DATA EXCERPTS:
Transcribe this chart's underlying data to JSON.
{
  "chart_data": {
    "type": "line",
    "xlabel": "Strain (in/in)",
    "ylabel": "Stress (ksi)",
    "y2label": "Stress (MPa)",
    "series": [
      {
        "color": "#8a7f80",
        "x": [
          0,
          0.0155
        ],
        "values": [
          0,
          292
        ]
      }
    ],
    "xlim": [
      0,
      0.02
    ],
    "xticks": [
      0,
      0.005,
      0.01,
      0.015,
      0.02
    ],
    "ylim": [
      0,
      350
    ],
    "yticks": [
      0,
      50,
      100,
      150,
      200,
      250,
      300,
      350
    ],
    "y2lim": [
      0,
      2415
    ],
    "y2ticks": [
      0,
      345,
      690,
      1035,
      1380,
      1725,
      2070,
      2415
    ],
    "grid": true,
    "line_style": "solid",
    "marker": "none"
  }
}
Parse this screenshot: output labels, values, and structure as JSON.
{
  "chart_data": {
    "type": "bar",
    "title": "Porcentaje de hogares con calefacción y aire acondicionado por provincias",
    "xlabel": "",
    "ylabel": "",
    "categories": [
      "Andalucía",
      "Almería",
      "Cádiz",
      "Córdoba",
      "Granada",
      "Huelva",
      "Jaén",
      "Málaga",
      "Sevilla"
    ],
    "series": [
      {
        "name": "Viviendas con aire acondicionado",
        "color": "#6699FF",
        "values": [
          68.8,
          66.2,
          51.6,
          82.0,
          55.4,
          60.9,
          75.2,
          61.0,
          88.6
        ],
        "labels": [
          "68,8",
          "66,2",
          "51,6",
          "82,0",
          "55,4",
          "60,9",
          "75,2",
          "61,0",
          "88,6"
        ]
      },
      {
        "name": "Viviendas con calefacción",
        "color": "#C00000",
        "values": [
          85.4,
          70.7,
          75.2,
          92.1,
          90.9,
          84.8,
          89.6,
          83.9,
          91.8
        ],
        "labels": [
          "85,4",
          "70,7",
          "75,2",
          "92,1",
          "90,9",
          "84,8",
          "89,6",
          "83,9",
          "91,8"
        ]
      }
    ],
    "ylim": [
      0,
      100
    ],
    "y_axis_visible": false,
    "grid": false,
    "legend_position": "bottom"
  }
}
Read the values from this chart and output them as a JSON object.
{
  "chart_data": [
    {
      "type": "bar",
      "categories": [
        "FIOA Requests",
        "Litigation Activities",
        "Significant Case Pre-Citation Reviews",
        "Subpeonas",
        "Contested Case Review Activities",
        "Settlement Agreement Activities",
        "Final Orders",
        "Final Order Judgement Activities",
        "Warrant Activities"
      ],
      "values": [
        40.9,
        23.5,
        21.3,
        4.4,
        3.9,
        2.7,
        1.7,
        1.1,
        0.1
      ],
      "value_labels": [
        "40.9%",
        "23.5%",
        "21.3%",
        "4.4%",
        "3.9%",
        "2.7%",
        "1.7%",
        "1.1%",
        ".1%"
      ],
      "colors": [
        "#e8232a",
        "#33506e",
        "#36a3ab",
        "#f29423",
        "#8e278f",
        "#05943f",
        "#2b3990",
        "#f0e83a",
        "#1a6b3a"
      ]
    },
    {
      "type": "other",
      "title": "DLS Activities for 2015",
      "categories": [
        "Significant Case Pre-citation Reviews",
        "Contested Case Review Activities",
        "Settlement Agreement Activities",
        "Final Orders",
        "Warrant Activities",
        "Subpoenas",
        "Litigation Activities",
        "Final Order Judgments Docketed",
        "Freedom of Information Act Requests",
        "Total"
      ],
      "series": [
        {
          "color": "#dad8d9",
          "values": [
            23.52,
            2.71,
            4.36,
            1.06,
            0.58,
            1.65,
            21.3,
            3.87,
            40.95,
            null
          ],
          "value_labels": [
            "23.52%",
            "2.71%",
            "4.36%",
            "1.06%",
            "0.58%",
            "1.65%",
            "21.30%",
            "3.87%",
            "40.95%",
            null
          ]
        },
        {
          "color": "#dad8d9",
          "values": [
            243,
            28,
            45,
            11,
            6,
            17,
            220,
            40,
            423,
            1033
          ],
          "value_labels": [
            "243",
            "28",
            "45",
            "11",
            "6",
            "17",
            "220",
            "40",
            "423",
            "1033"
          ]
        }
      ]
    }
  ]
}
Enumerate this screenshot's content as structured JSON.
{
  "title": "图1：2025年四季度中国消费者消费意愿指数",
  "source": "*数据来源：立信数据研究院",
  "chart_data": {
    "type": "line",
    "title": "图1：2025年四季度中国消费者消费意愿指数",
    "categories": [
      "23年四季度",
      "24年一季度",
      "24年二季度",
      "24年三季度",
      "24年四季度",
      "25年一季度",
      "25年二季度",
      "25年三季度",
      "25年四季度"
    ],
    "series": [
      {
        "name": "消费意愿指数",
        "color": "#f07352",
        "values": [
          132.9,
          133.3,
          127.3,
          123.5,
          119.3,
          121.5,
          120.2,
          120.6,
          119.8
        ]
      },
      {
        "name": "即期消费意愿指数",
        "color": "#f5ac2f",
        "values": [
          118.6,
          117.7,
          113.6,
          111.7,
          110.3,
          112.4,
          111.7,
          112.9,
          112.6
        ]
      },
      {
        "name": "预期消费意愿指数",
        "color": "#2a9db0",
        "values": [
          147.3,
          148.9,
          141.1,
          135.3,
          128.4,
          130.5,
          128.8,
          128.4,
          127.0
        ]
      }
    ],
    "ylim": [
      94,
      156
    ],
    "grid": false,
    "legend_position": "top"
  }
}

TASK STATEMENT: Show, from the material above, each line that includes the string "title".

WORKED ANSWER:
    "title": "Porcentaje de hogares con calefacción y aire acondicionado por provincias",
      "title": "DLS Activities for 2015",
  "title": "图1：2025年四季度中国消费者消费意愿指数",
    "title": "图1：2025年四季度中国消费者消费意愿指数",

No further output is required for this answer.